#### [Dataset items]
··········
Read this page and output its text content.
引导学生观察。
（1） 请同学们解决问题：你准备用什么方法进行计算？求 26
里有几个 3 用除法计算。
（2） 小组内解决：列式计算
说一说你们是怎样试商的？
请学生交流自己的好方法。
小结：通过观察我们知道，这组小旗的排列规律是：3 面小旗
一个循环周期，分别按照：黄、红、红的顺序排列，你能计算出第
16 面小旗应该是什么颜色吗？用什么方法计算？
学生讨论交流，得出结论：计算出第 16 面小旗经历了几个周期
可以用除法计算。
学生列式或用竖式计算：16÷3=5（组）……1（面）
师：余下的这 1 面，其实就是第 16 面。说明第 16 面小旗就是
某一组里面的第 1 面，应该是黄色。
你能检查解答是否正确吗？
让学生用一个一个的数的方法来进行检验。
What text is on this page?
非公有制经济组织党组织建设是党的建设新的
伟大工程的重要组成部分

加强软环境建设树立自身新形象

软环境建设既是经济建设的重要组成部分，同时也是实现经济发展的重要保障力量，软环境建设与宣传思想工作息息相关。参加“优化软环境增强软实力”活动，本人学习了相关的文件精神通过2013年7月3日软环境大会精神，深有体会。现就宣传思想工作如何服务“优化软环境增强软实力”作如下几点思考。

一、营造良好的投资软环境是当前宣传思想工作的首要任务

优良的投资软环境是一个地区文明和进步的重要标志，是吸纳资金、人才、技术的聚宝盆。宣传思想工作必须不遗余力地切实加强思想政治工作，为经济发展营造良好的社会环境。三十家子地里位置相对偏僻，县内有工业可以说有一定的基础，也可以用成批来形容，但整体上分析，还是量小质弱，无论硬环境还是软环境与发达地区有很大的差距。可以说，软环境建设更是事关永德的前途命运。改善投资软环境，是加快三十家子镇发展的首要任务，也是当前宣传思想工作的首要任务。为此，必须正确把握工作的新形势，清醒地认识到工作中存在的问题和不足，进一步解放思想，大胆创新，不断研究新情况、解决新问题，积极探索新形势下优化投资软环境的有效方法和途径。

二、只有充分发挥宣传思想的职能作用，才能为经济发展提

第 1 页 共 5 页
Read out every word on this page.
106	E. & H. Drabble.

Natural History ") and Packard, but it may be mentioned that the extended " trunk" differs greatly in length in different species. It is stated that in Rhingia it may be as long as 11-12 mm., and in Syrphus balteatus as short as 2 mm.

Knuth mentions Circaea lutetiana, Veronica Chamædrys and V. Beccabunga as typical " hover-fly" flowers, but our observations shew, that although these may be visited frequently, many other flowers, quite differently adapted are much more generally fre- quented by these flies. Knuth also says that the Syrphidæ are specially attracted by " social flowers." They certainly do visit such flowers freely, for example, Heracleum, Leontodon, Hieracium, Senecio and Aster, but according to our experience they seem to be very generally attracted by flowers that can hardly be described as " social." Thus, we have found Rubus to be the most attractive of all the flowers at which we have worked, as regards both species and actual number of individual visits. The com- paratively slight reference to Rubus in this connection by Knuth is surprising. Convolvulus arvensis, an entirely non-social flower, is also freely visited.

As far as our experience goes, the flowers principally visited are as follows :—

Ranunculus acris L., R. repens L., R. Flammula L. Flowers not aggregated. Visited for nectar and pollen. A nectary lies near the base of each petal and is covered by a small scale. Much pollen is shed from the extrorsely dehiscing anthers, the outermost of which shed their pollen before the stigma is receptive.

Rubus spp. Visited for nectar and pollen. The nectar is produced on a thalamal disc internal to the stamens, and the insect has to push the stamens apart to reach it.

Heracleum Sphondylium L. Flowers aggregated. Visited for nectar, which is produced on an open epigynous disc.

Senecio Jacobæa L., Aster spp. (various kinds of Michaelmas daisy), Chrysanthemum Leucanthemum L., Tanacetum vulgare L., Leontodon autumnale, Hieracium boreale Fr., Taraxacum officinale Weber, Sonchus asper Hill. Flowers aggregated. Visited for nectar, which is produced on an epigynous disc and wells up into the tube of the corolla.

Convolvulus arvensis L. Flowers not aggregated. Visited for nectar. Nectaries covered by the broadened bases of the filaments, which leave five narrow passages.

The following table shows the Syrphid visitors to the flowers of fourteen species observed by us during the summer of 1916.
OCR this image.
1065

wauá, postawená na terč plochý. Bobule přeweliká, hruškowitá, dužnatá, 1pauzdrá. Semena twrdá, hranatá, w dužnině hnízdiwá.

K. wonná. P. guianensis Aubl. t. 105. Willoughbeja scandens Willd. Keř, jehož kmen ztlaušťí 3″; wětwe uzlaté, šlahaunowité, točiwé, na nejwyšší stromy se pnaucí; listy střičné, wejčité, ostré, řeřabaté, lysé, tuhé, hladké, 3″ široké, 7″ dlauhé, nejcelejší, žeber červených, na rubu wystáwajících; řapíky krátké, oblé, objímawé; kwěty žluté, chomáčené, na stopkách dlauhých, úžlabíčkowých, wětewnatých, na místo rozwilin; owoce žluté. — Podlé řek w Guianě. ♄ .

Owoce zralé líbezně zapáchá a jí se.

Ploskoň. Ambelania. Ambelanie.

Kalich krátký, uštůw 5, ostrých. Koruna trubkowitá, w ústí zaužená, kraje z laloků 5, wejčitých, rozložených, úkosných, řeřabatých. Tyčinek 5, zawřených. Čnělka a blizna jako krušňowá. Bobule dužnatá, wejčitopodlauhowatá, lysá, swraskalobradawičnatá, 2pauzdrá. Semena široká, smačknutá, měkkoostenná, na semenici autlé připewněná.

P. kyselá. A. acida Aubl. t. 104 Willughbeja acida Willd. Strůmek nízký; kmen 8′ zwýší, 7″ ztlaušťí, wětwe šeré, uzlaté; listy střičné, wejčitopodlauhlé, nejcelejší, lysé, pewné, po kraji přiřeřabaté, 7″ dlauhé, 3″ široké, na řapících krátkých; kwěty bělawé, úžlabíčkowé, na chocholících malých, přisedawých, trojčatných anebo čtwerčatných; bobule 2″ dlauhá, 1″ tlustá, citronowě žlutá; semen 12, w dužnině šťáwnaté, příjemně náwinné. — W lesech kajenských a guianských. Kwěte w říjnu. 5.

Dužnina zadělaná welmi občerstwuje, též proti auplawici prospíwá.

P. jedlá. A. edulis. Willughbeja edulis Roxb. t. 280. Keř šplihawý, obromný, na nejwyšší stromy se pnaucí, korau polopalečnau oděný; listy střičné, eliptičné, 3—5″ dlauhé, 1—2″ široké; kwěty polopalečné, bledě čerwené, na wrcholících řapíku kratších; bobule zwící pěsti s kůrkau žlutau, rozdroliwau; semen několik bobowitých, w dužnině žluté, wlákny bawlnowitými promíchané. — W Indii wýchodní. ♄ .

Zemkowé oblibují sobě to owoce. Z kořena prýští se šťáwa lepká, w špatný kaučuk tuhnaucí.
··········
#### [Goal]
Read the data above and pull out each line that holds the string "experience".

#### [The output]
Knuth mentions Circaea lutetiana, Veronica Chamædrys and V. Beccabunga as typical " hover-fly" flowers, but our observations shew, that although these may be visited frequently, many other flowers, quite differently adapted are much more generally fre- quented by these flies. Knuth also says that the Syrphidæ are specially attracted by " social flowers." They certainly do visit such flowers freely, for example, Heracleum, Leontodon, Hieracium, Senecio and Aster, but according to our experience they seem to be very generally attracted by flowers that can hardly be described as " social." Thus, we have found Rubus to be the most attractive of all the flowers at which we have worked, as regards both species and actual number of individual visits. The com- paratively slight reference to Rubus in this connection by Knuth is surprising. Convolvulus arvensis, an entirely non-social flower, is also freely visited.
As far as our experience goes, the flowers principally visited are as follows :—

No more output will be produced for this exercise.